RECORDED DATA ▸
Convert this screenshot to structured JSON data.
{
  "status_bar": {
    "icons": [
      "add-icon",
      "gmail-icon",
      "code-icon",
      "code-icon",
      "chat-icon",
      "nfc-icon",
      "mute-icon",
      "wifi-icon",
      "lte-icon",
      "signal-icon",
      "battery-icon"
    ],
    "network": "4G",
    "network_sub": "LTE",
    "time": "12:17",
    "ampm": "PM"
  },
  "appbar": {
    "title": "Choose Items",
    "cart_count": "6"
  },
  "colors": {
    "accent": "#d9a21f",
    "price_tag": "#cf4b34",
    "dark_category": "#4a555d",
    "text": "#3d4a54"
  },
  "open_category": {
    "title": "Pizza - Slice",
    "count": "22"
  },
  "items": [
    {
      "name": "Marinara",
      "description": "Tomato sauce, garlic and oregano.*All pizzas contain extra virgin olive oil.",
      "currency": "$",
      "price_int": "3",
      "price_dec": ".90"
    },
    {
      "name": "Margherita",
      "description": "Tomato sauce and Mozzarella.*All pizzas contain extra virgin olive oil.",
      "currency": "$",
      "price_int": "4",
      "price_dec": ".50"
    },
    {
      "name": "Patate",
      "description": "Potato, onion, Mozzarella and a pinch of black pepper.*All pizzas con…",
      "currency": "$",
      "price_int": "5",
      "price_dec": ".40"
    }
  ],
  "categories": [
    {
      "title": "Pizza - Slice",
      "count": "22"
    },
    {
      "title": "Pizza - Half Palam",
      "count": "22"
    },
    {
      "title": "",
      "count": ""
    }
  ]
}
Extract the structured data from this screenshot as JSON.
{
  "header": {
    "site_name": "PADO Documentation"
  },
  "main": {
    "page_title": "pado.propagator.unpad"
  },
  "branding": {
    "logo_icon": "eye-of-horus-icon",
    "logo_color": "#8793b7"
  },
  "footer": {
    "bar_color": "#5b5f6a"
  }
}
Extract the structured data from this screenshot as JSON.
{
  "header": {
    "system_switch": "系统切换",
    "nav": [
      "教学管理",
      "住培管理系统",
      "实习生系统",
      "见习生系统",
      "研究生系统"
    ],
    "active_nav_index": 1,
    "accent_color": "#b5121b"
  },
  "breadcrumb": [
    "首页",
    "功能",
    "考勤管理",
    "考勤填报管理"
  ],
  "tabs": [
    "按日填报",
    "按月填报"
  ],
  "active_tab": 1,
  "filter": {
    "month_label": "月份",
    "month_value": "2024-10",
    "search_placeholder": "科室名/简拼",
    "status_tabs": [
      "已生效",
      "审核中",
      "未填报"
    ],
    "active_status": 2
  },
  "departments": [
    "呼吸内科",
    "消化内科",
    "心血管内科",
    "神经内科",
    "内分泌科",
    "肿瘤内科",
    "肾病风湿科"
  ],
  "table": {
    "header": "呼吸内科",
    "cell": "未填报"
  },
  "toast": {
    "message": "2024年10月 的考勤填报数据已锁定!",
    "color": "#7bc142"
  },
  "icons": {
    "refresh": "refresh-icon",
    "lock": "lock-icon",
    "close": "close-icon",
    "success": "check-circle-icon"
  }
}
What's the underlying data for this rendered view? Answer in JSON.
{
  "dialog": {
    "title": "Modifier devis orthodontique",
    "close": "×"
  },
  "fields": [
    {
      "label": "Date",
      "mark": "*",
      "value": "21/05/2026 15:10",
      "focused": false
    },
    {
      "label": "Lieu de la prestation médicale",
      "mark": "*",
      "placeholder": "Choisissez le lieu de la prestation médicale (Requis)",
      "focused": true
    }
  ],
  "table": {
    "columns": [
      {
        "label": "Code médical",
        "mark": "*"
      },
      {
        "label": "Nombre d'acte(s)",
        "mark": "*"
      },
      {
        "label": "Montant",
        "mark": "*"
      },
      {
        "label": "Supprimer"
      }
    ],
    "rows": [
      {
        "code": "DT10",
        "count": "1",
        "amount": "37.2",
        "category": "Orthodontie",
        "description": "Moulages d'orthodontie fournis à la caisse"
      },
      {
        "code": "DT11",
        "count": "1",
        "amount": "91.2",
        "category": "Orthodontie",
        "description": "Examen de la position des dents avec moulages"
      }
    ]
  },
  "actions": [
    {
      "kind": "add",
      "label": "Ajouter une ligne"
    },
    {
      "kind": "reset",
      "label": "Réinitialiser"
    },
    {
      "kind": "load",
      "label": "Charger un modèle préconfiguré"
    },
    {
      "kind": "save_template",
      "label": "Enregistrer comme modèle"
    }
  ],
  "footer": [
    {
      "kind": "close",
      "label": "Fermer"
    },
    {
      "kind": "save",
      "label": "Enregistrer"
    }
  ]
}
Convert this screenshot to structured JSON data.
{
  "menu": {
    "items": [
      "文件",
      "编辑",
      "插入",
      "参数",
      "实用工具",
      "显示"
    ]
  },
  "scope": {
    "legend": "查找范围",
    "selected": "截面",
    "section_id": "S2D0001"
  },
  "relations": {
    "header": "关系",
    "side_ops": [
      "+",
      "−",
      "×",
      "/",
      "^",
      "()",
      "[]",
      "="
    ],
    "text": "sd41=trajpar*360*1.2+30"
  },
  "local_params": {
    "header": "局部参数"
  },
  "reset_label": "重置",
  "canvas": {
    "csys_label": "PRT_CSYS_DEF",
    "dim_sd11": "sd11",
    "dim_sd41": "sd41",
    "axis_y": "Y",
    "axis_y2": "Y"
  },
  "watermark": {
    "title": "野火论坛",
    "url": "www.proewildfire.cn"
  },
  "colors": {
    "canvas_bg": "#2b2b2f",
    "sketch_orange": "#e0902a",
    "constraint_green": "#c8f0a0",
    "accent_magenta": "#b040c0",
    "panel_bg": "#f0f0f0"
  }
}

INSTRUCTIONS TO FOLLOW ▸ Repeat every line of the records above exactly.

SOLUTION FOR THIS EXERCISE ▸
Convert this screenshot to structured JSON data.
{
  "status_bar": {
    "icons": [
      "add-icon",
      "gmail-icon",
      "code-icon",
      "code-icon",
      "chat-icon",
      "nfc-icon",
      "mute-icon",
      "wifi-icon",
      "lte-icon",
      "signal-icon",
      "battery-icon"
    ],
    "network": "4G",
    "network_sub": "LTE",
    "time": "12:17",
    "ampm": "PM"
  },
  "appbar": {
    "title": "Choose Items",
    "cart_count": "6"
  },
  "colors": {
    "accent": "#d9a21f",
    "price_tag": "#cf4b34",
    "dark_category": "#4a555d",
    "text": "#3d4a54"
  },
  "open_category": {
    "title": "Pizza - Slice",
    "count": "22"
  },
  "items": [
    {
      "name": "Marinara",
      "description": "Tomato sauce, garlic and oregano.*All pizzas contain extra virgin olive oil.",
      "currency": "$",
      "price_int": "3",
      "price_dec": ".90"
    },
    {
      "name": "Margherita",
      "description": "Tomato sauce and Mozzarella.*All pizzas contain extra virgin olive oil.",
      "currency": "$",
      "price_int": "4",
      "price_dec": ".50"
    },
    {
      "name": "Patate",
      "description": "Potato, onion, Mozzarella and a pinch of black pepper.*All pizzas con…",
      "currency": "$",
      "price_int": "5",
      "price_dec": ".40"
    }
  ],
  "categories": [
    {
      "title": "Pizza - Slice",
      "count": "22"
    },
    {
      "title": "Pizza - Half Palam",
      "count": "22"
    },
    {
      "title": "",
      "count": ""
    }
  ]
}
Extract the structured data from this screenshot as JSON.
{
  "header": {
    "site_name": "PADO Documentation"
  },
  "main": {
    "page_title": "pado.propagator.unpad"
  },
  "branding": {
    "logo_icon": "eye-of-horus-icon",
    "logo_color": "#8793b7"
  },
  "footer": {
    "bar_color": "#5b5f6a"
  }
}
Extract the structured data from this screenshot as JSON.
{
  "header": {
    "system_switch": "系统切换",
    "nav": [
      "教学管理",
      "住培管理系统",
      "实习生系统",
      "见习生系统",
      "研究生系统"
    ],
    "active_nav_index": 1,
    "accent_color": "#b5121b"
  },
  "breadcrumb": [
    "首页",
    "功能",
    "考勤管理",
    "考勤填报管理"
  ],
  "tabs": [
    "按日填报",
    "按月填报"
  ],
  "active_tab": 1,
  "filter": {
    "month_label": "月份",
    "month_value": "2024-10",
    "search_placeholder": "科室名/简拼",
    "status_tabs": [
      "已生效",
      "审核中",
      "未填报"
    ],
    "active_status": 2
  },
  "departments": [
    "呼吸内科",
    "消化内科",
    "心血管内科",
    "神经内科",
    "内分泌科",
    "肿瘤内科",
    "肾病风湿科"
  ],
  "table": {
    "header": "呼吸内科",
    "cell": "未填报"
  },
  "toast": {
    "message": "2024年10月 的考勤填报数据已锁定!",
    "color": "#7bc142"
  },
  "icons": {
    "refresh": "refresh-icon",
    "lock": "lock-icon",
    "close": "close-icon",
    "success": "check-circle-icon"
  }
}
What's the underlying data for this rendered view? Answer in JSON.
{
  "dialog": {
    "title": "Modifier devis orthodontique",
    "close": "×"
  },
  "fields": [
    {
      "label": "Date",
      "mark": "*",
      "value": "21/05/2026 15:10",
      "focused": false
    },
    {
      "label": "Lieu de la prestation médicale",
      "mark": "*",
      "placeholder": "Choisissez le lieu de la prestation médicale (Requis)",
      "focused": true
    }
  ],
  "table": {
    "columns": [
      {
        "label": "Code médical",
        "mark": "*"
      },
      {
        "label": "Nombre d'acte(s)",
        "mark": "*"
      },
      {
        "label": "Montant",
        "mark": "*"
      },
      {
        "label": "Supprimer"
      }
    ],
    "rows": [
      {
        "code": "DT10",
        "count": "1",
        "amount": "37.2",
        "category": "Orthodontie",
        "description": "Moulages d'orthodontie fournis à la caisse"
      },
      {
        "code": "DT11",
        "count": "1",
        "amount": "91.2",
        "category": "Orthodontie",
        "description": "Examen de la position des dents avec moulages"
      }
    ]
  },
  "actions": [
    {
      "kind": "add",
      "label": "Ajouter une ligne"
    },
    {
      "kind": "reset",
      "label": "Réinitialiser"
    },
    {
      "kind": "load",
      "label": "Charger un modèle préconfiguré"
    },
    {
      "kind": "save_template",
      "label": "Enregistrer comme modèle"
    }
  ],
  "footer": [
    {
      "kind": "close",
      "label": "Fermer"
    },
    {
      "kind": "save",
      "label": "Enregistrer"
    }
  ]
}
Convert this screenshot to structured JSON data.
{
  "menu": {
    "items": [
      "文件",
      "编辑",
      "插入",
      "参数",
      "实用工具",
      "显示"
    ]
  },
  "scope": {
    "legend": "查找范围",
    "selected": "截面",
    "section_id": "S2D0001"
  },
  "relations": {
    "header": "关系",
    "side_ops": [
      "+",
      "−",
      "×",
      "/",
      "^",
      "()",
      "[]",
      "="
    ],
    "text": "sd41=trajpar*360*1.2+30"
  },
  "local_params": {
    "header": "局部参数"
  },
  "reset_label": "重置",
  "canvas": {
    "csys_label": "PRT_CSYS_DEF",
    "dim_sd11": "sd11",
    "dim_sd41": "sd41",
    "axis_y": "Y",
    "axis_y2": "Y"
  },
  "watermark": {
    "title": "野火论坛",
    "url": "www.proewildfire.cn"
  },
  "colors": {
    "canvas_bg": "#2b2b2f",
    "sketch_orange": "#e0902a",
    "constraint_green": "#c8f0a0",
    "accent_magenta": "#b040c0",
    "panel_bg": "#f0f0f0"
  }
}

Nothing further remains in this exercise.